Print all the data, keeping every line exactly as it is.

(Collected data entries)
▬▬▬▬▬▬▬▬▬▬
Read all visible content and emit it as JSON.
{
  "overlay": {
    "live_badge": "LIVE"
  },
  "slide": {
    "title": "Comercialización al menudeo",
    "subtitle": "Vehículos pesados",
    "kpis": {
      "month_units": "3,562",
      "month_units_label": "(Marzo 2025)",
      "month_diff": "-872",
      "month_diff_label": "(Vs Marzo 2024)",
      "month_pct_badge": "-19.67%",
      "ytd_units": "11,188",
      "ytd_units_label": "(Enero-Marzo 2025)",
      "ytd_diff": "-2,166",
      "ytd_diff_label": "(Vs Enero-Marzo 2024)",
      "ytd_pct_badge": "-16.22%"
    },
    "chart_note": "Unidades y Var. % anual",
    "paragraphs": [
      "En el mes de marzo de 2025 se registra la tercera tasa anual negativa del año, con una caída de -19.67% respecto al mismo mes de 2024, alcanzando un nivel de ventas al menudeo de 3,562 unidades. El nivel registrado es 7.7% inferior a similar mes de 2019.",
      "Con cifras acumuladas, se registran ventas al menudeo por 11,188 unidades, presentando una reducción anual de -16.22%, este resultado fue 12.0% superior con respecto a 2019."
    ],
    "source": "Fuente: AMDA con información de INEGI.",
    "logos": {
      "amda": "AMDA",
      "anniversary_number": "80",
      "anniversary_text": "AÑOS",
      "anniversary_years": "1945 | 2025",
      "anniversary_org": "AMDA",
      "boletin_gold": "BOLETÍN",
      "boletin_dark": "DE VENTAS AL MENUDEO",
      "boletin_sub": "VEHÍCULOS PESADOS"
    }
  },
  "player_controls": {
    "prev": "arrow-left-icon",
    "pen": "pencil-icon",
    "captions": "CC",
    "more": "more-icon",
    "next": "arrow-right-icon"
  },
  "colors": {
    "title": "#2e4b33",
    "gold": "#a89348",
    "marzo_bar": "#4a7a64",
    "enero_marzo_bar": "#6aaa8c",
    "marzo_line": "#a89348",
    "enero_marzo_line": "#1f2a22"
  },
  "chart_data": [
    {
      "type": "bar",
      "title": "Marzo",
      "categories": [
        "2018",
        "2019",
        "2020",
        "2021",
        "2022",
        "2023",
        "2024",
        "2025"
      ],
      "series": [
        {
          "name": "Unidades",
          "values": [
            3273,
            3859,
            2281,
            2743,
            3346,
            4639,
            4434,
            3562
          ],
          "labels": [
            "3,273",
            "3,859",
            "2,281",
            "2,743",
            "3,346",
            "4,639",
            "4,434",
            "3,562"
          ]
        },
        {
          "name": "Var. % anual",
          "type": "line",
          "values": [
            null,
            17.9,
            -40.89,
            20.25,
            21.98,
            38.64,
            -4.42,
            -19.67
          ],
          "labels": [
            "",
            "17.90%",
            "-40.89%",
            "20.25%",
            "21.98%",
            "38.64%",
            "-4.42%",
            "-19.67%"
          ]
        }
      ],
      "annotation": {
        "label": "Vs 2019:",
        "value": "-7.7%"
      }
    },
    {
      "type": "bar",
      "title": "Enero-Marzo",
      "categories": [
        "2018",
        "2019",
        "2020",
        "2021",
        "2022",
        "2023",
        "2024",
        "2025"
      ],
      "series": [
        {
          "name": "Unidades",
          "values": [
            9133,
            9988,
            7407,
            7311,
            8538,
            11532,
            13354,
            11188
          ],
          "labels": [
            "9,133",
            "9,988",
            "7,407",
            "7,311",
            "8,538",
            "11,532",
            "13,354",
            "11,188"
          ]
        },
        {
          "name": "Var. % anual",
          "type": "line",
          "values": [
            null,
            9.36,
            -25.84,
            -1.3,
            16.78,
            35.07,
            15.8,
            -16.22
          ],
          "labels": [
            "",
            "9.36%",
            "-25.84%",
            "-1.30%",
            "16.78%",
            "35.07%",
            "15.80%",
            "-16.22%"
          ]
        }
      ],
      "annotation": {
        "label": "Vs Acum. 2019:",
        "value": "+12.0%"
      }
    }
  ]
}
▬▬▬▬▬▬▬▬▬▬
- [ANSWER TO THE TASK]:
Read all visible content and emit it as JSON.
{
  "overlay": {
    "live_badge": "LIVE"
  },
  "slide": {
    "title": "Comercialización al menudeo",
    "subtitle": "Vehículos pesados",
    "kpis": {
      "month_units": "3,562",
      "month_units_label": "(Marzo 2025)",
      "month_diff": "-872",
      "month_diff_label": "(Vs Marzo 2024)",
      "month_pct_badge": "-19.67%",
      "ytd_units": "11,188",
      "ytd_units_label": "(Enero-Marzo 2025)",
      "ytd_diff": "-2,166",
      "ytd_diff_label": "(Vs Enero-Marzo 2024)",
      "ytd_pct_badge": "-16.22%"
    },
    "chart_note": "Unidades y Var. % anual",
    "paragraphs": [
      "En el mes de marzo de 2025 se registra la tercera tasa anual negativa del año, con una caída de -19.67% respecto al mismo mes de 2024, alcanzando un nivel de ventas al menudeo de 3,562 unidades. El nivel registrado es 7.7% inferior a similar mes de 2019.",
      "Con cifras acumuladas, se registran ventas al menudeo por 11,188 unidades, presentando una reducción anual de -16.22%, este resultado fue 12.0% superior con respecto a 2019."
    ],
    "source": "Fuente: AMDA con información de INEGI.",
    "logos": {
      "amda": "AMDA",
      "anniversary_number": "80",
      "anniversary_text": "AÑOS",
      "anniversary_years": "1945 | 2025",
      "anniversary_org": "AMDA",
      "boletin_gold": "BOLETÍN",
      "boletin_dark": "DE VENTAS AL MENUDEO",
      "boletin_sub": "VEHÍCULOS PESADOS"
    }
  },
  "player_controls": {
    "prev": "arrow-left-icon",
    "pen": "pencil-icon",
    "captions": "CC",
    "more": "more-icon",
    "next": "arrow-right-icon"
  },
  "colors": {
    "title": "#2e4b33",
    "gold": "#a89348",
    "marzo_bar": "#4a7a64",
    "enero_marzo_bar": "#6aaa8c",
    "marzo_line": "#a89348",
    "enero_marzo_line": "#1f2a22"
  },
  "chart_data": [
    {
      "type": "bar",
      "title": "Marzo",
      "categories": [
        "2018",
        "2019",
        "2020",
        "2021",
        "2022",
        "2023",
        "2024",
        "2025"
      ],
      "series": [
        {
          "name": "Unidades",
          "values": [
            3273,
            3859,
            2281,
            2743,
            3346,
            4639,
            4434,
            3562
          ],
          "labels": [
            "3,273",
            "3,859",
            "2,281",
            "2,743",
            "3,346",
            "4,639",
            "4,434",
            "3,562"
          ]
        },
        {
          "name": "Var. % anual",
          "type": "line",
          "values": [
            null,
            17.9,
            -40.89,
            20.25,
            21.98,
            38.64,
            -4.42,
            -19.67
          ],
          "labels": [
            "",
            "17.90%",
            "-40.89%",
            "20.25%",
            "21.98%",
            "38.64%",
            "-4.42%",
            "-19.67%"
          ]
        }
      ],
      "annotation": {
        "label": "Vs 2019:",
        "value": "-7.7%"
      }
    },
    {
      "type": "bar",
      "title": "Enero-Marzo",
      "categories": [
        "2018",
        "2019",
        "2020",
        "2021",
        "2022",
        "2023",
        "2024",
        "2025"
      ],
      "series": [
        {
          "name": "Unidades",
          "values": [
            9133,
            9988,
            7407,
            7311,
            8538,
            11532,
            13354,
            11188
          ],
          "labels": [
            "9,133",
            "9,988",
            "7,407",
            "7,311",
            "8,538",
            "11,532",
            "13,354",
            "11,188"
          ]
        },
        {
          "name": "Var. % anual",
          "type": "line",
          "values": [
            null,
            9.36,
            -25.84,
            -1.3,
            16.78,
            35.07,
            15.8,
            -16.22
          ],
          "labels": [
            "",
            "9.36%",
            "-25.84%",
            "-1.30%",
            "16.78%",
            "35.07%",
            "15.80%",
            "-16.22%"
          ]
        }
      ],
      "annotation": {
        "label": "Vs Acum. 2019:",
        "value": "+12.0%"
      }
    }
  ]
}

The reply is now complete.